Pick every line with "Reward" from the material below.

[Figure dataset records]
####################
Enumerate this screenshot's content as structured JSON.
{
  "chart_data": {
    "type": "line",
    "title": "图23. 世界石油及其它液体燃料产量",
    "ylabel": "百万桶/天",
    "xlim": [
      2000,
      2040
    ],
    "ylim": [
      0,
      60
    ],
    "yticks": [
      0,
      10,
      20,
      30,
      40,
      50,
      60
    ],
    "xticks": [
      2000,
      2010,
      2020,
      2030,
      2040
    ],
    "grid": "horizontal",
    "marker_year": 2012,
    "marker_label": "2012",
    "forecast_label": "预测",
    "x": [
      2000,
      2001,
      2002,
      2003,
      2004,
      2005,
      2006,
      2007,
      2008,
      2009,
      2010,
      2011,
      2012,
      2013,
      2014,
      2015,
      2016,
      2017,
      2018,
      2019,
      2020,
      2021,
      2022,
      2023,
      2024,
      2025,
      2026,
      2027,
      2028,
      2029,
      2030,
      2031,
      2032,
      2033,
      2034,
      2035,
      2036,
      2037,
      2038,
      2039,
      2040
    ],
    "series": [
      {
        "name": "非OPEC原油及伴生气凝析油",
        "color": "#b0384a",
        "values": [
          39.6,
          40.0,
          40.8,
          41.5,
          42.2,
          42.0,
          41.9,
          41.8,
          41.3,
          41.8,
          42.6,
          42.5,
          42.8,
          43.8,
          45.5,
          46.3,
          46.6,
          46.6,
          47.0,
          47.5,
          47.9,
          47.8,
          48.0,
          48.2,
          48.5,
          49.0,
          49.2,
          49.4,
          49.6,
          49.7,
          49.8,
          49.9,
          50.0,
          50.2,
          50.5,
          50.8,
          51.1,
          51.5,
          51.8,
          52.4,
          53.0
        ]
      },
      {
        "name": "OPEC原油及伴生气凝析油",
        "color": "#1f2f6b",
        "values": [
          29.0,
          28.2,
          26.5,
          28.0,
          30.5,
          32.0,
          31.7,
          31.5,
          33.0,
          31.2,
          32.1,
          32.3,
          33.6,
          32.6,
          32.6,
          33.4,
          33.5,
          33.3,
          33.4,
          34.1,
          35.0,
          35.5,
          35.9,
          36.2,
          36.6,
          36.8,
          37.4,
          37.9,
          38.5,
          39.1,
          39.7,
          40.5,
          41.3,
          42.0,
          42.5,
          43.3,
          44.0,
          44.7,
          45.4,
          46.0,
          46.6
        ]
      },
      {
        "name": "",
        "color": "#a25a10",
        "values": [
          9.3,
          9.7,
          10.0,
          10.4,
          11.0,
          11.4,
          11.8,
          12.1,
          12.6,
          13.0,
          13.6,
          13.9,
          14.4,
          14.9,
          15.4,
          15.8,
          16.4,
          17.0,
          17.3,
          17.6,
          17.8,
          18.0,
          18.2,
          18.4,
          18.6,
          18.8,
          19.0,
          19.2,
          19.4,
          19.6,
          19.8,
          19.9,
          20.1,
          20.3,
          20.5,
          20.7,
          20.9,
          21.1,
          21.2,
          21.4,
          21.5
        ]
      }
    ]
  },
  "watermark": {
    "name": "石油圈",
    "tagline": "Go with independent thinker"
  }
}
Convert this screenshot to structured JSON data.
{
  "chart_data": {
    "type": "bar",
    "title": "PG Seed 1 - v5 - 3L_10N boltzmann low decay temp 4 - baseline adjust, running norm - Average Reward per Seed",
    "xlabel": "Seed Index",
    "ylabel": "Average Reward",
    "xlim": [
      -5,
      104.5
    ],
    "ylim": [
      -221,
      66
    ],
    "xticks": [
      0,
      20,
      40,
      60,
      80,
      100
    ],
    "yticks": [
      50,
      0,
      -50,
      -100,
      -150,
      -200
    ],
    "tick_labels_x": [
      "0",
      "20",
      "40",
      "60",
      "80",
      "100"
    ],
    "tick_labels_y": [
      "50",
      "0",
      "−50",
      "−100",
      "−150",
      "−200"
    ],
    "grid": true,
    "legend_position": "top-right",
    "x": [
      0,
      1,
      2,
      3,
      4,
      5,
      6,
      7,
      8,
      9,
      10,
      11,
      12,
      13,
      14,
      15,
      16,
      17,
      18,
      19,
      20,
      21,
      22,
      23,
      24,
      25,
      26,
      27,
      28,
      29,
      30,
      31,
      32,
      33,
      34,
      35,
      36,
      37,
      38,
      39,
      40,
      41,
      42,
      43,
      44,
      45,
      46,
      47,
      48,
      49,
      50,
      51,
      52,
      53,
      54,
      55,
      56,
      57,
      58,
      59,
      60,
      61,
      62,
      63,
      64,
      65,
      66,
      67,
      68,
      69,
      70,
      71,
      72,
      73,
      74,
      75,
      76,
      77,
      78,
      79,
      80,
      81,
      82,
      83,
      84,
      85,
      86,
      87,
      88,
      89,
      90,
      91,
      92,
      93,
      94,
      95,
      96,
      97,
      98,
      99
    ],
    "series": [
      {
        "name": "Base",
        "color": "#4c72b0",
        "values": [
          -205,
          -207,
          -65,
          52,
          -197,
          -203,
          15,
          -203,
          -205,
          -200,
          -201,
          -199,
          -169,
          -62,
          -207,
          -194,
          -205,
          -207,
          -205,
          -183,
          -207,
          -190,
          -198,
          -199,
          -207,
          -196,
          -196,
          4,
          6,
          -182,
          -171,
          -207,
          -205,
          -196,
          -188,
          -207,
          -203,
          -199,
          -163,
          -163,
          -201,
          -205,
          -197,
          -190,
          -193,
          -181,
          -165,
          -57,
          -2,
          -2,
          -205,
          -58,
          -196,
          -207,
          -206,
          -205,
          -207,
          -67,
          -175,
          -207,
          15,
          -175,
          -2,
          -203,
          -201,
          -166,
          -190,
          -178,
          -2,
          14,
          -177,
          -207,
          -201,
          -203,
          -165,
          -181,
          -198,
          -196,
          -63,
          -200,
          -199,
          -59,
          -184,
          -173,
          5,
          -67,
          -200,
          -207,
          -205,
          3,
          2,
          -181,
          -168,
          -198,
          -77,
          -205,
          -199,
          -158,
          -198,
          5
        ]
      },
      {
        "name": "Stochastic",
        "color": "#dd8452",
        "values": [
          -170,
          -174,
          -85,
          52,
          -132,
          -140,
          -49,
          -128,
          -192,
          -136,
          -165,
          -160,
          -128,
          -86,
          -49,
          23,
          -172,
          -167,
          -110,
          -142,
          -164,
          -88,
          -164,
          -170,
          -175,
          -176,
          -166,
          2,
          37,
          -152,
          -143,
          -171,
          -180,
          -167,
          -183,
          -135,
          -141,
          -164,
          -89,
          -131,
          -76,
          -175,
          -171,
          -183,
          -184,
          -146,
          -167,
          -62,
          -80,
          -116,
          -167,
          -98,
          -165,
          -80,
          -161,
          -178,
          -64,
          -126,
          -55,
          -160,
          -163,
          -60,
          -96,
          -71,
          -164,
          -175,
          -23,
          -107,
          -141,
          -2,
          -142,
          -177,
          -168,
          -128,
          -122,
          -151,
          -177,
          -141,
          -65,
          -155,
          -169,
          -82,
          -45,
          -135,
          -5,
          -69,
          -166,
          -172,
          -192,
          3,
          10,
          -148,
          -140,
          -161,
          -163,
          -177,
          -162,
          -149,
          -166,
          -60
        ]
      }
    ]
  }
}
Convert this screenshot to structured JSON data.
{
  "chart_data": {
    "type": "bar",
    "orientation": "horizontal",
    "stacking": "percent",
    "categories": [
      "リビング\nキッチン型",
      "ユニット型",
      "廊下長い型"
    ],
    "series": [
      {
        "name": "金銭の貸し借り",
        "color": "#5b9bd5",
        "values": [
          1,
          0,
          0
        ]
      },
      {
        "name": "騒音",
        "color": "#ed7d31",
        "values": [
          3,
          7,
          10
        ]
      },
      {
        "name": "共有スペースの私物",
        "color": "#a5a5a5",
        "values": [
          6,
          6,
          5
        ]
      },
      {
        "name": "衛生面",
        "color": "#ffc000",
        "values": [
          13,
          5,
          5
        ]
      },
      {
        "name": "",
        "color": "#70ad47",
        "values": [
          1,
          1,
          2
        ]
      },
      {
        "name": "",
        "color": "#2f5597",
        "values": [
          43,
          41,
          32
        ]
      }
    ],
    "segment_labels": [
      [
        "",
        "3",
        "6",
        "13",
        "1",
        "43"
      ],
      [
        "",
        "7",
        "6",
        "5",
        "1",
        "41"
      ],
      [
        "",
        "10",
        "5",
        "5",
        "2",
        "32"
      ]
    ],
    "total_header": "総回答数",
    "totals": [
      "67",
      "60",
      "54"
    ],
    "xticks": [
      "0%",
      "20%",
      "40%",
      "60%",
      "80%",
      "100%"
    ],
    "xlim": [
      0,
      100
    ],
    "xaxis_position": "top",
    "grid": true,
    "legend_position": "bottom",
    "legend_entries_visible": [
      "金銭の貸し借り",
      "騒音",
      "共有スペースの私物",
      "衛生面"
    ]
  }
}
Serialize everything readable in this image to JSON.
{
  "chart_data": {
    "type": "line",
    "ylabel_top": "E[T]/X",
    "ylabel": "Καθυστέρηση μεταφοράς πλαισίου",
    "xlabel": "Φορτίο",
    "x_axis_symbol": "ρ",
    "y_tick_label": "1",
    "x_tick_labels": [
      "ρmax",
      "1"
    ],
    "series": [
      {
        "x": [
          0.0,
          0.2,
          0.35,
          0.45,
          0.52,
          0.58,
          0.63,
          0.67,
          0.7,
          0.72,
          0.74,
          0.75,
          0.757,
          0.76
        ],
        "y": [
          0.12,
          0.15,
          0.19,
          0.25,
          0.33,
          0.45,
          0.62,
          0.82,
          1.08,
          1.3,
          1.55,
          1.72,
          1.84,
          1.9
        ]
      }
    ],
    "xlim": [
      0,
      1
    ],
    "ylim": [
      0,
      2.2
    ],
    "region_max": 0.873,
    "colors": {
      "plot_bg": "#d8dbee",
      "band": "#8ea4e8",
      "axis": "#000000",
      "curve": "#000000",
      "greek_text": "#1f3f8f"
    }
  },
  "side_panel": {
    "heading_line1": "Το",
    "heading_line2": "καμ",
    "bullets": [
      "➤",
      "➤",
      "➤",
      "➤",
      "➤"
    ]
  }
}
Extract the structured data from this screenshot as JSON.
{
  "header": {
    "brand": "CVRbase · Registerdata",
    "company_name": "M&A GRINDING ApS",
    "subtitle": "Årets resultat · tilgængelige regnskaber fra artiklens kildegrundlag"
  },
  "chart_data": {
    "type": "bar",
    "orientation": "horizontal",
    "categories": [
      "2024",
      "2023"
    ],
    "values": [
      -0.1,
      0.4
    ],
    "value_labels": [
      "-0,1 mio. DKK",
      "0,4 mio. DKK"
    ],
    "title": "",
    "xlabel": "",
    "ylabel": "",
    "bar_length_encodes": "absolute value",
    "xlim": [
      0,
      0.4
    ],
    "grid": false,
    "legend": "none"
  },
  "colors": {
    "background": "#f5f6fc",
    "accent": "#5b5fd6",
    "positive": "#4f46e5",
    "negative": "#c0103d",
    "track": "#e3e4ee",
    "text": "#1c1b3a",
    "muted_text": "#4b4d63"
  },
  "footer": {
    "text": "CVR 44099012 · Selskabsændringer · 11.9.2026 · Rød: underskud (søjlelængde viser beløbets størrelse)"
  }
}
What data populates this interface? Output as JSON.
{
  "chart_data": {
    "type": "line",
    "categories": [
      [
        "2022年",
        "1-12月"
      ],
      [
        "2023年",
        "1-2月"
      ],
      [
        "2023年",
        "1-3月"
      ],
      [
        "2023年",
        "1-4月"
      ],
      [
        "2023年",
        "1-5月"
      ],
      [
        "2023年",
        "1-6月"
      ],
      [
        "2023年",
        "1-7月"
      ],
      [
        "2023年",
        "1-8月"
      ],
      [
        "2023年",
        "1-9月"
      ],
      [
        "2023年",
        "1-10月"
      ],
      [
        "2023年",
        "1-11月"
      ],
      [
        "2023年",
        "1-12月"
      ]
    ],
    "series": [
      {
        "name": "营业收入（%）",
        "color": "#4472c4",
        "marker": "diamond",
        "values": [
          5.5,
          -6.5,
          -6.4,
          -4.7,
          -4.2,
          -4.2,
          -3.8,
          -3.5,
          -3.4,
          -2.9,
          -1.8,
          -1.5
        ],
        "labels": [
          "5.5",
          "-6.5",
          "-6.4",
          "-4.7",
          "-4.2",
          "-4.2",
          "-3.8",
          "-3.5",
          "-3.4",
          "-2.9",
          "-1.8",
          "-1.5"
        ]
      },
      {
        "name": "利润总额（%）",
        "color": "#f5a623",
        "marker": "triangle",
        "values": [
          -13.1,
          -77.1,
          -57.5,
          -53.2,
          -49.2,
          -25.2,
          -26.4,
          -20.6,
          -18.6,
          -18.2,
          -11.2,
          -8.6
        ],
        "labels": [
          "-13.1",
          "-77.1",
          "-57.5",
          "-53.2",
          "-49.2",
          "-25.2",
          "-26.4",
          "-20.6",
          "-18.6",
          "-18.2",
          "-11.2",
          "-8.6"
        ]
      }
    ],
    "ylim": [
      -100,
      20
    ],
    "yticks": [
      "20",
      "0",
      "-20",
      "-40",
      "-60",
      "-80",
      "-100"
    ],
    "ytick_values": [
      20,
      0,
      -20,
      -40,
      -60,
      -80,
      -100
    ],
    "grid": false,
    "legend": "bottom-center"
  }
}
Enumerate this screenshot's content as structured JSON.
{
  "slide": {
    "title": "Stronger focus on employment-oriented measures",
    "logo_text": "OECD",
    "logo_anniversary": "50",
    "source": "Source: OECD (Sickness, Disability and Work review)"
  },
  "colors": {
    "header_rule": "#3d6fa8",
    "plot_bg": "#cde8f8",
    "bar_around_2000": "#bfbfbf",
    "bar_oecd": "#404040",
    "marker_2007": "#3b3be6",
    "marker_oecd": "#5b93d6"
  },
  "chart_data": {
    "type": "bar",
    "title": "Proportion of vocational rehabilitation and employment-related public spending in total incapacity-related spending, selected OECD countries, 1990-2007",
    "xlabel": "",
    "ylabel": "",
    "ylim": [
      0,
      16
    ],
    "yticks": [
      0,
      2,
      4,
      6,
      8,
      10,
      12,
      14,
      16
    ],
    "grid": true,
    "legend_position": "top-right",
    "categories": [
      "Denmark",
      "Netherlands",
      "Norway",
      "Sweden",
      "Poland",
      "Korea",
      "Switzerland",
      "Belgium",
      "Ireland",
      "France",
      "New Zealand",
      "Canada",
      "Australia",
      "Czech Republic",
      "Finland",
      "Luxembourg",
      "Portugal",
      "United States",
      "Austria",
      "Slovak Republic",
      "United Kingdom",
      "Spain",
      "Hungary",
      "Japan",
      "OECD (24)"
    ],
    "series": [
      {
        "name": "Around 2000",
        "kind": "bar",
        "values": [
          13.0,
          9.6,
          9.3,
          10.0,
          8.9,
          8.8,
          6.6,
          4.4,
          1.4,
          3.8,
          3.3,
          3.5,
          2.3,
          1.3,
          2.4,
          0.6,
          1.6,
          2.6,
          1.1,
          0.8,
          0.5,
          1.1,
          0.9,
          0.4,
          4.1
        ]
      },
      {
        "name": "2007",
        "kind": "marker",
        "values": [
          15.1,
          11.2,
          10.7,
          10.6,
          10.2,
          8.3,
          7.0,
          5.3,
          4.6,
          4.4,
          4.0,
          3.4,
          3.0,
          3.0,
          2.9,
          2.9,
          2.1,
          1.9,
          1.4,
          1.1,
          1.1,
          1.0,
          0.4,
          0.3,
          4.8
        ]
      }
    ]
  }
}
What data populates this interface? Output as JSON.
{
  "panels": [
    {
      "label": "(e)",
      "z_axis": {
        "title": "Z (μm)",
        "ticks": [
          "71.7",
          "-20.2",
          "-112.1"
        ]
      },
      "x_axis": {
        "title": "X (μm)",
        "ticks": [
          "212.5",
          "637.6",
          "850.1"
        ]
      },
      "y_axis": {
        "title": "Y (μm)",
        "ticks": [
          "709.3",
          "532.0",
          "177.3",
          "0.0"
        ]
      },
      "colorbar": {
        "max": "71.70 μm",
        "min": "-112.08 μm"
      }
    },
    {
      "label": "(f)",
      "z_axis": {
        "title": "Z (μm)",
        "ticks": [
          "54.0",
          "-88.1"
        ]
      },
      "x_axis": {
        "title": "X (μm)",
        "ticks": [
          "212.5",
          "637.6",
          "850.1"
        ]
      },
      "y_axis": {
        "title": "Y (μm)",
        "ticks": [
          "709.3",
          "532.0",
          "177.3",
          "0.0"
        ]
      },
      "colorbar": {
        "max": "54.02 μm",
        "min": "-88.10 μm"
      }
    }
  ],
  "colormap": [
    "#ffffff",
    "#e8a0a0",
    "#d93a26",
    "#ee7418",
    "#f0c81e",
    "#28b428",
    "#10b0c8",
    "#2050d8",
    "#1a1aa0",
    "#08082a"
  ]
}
####################
Exercise response:
    "title": "PG Seed 1 - v5 - 3L_10N boltzmann low decay temp 4 - baseline adjust, running norm - Average Reward per Seed",
    "ylabel": "Average Reward",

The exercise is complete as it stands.